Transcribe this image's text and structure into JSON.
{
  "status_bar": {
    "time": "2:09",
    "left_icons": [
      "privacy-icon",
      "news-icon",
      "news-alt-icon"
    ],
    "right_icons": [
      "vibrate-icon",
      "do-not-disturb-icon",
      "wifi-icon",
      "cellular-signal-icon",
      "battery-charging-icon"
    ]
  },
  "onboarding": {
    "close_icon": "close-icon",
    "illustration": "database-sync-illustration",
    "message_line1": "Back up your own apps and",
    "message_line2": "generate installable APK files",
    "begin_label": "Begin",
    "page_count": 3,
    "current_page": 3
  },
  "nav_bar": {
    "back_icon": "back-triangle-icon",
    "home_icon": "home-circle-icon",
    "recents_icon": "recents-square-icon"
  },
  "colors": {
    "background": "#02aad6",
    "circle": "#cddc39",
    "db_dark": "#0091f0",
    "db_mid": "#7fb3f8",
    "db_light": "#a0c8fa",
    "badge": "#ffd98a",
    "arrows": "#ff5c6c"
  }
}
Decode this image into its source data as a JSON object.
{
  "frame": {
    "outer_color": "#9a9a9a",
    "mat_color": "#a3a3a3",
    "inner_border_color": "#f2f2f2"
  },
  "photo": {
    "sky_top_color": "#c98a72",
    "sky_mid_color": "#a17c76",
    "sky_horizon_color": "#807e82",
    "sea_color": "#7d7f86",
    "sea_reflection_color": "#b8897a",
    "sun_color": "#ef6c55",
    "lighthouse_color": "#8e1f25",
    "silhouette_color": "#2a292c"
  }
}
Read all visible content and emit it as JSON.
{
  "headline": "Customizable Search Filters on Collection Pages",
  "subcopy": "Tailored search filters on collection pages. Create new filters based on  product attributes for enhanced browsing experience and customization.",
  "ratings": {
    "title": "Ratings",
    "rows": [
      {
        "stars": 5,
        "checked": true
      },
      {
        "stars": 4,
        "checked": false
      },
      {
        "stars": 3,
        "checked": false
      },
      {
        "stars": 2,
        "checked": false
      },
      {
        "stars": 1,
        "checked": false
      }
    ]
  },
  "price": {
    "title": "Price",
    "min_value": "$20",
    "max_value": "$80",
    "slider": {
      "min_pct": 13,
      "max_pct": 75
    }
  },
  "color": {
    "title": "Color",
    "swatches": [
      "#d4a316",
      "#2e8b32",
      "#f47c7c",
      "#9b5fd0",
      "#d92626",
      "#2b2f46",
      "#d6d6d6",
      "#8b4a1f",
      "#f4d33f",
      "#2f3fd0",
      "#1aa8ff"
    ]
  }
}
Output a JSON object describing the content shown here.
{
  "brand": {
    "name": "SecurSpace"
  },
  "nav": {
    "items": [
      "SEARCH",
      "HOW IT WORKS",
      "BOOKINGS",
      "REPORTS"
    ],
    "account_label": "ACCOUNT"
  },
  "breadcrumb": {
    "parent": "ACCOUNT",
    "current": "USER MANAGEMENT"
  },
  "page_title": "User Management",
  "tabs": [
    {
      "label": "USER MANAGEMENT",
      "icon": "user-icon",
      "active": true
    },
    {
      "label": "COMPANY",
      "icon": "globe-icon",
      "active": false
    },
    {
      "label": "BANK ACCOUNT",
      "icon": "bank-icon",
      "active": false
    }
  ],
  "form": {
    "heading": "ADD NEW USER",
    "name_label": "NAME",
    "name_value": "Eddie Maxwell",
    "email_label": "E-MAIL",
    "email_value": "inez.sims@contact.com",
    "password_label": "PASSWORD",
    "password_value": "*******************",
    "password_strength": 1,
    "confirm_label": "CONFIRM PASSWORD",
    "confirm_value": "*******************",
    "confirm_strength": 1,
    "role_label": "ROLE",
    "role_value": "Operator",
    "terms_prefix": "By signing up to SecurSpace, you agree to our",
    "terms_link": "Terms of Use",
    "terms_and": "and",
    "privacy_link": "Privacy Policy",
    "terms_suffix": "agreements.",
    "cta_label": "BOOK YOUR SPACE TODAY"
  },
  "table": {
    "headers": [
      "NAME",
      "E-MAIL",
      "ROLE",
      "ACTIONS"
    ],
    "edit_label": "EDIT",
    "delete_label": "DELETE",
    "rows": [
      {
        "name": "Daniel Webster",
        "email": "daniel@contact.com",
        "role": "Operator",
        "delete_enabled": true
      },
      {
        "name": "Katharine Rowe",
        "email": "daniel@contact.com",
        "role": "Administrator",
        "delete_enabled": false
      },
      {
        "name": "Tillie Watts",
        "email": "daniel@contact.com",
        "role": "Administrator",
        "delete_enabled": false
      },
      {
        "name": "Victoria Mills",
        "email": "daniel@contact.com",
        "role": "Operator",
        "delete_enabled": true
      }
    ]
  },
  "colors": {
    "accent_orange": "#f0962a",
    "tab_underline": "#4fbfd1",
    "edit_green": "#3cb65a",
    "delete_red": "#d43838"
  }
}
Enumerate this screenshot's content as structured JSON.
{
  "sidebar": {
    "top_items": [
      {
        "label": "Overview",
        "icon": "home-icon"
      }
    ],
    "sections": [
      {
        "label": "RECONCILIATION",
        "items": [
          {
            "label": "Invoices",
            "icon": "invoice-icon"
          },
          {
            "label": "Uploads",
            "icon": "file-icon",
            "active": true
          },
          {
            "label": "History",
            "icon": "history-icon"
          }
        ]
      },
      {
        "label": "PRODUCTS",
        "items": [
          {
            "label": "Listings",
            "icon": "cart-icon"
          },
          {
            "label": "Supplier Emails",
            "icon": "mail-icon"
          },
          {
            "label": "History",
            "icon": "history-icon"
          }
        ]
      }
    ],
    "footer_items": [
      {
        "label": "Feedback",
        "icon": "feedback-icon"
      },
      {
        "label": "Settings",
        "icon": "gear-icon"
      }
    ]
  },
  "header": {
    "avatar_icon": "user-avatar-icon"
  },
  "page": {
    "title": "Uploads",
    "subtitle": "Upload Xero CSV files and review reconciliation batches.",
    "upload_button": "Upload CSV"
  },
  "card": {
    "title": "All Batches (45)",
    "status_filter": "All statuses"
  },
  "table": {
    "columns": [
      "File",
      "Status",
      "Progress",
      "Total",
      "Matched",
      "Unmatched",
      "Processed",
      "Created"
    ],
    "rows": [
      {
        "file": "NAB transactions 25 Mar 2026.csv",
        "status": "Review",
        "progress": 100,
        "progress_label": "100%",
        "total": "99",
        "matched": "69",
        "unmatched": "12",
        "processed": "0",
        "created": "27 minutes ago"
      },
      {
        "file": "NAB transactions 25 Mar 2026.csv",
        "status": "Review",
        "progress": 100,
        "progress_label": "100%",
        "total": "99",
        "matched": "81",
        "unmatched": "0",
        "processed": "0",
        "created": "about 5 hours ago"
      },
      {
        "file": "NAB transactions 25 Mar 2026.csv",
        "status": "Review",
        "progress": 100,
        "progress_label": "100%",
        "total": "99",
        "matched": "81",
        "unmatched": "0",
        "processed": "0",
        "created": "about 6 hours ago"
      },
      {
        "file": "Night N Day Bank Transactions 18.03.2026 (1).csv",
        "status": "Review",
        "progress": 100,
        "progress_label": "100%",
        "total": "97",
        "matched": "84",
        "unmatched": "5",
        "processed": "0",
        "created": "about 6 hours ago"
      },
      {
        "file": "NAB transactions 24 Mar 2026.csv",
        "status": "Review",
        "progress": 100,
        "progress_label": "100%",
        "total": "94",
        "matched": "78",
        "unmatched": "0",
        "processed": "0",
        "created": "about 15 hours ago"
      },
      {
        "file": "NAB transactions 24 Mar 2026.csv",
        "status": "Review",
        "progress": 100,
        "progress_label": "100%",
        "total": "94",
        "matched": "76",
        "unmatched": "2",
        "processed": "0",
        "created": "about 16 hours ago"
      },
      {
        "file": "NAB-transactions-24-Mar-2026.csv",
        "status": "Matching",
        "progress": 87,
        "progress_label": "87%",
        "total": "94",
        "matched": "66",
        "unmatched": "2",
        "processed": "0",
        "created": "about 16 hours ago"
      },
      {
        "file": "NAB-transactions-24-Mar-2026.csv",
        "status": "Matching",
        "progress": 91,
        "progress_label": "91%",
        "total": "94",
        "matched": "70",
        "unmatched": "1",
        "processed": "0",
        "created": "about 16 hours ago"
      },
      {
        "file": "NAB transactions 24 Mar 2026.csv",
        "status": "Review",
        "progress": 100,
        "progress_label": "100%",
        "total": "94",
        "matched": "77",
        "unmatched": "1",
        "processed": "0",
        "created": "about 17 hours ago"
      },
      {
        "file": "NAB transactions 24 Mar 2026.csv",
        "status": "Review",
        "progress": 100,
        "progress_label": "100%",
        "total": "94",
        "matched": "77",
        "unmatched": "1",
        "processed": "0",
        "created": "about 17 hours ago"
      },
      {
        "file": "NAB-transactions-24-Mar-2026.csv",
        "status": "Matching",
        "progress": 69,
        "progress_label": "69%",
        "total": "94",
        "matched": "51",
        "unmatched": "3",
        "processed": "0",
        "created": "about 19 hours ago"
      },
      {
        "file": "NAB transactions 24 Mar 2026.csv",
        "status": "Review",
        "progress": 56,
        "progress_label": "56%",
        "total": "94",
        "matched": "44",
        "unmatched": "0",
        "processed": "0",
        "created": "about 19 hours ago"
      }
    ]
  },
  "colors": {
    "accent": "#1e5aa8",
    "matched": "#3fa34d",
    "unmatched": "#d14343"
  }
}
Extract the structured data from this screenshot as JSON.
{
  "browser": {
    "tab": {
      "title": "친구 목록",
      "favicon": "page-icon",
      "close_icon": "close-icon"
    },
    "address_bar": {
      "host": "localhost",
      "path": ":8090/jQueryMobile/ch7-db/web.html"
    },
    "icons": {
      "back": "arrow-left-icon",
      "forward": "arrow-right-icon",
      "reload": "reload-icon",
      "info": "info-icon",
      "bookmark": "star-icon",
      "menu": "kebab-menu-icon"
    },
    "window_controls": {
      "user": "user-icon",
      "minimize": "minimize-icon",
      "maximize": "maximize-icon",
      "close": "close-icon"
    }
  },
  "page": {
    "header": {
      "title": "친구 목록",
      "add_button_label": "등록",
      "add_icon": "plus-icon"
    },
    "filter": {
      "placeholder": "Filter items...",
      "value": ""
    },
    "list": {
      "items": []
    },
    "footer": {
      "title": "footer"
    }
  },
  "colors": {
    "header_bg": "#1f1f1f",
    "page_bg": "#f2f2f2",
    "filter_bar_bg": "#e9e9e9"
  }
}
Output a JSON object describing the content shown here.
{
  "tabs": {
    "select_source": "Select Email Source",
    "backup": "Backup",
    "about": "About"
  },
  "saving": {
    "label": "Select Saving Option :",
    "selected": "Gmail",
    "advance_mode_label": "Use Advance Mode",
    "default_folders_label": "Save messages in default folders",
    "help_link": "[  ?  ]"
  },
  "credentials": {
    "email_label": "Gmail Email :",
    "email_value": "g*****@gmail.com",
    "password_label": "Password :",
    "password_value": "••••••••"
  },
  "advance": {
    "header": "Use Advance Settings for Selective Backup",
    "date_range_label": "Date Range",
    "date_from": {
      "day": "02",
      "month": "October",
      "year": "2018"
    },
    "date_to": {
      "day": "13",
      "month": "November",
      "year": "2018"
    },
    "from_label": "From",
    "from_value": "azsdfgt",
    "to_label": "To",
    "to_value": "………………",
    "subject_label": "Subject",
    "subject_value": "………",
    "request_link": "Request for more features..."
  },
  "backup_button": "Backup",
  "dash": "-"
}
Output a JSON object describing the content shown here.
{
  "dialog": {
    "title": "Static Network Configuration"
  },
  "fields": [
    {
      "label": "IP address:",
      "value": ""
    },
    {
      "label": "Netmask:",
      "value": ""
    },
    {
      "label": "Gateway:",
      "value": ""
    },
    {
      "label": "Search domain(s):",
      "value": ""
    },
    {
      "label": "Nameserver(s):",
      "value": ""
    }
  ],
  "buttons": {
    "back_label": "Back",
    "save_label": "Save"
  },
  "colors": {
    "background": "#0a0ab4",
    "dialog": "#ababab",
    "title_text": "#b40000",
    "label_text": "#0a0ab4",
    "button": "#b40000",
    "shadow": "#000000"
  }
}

▶ Directions for this task
Which lines contain "SecurSpace"? Copy each of them out.

▶ Final answer
    "name": "SecurSpace"
    "terms_prefix": "By signing up to SecurSpace, you agree to our",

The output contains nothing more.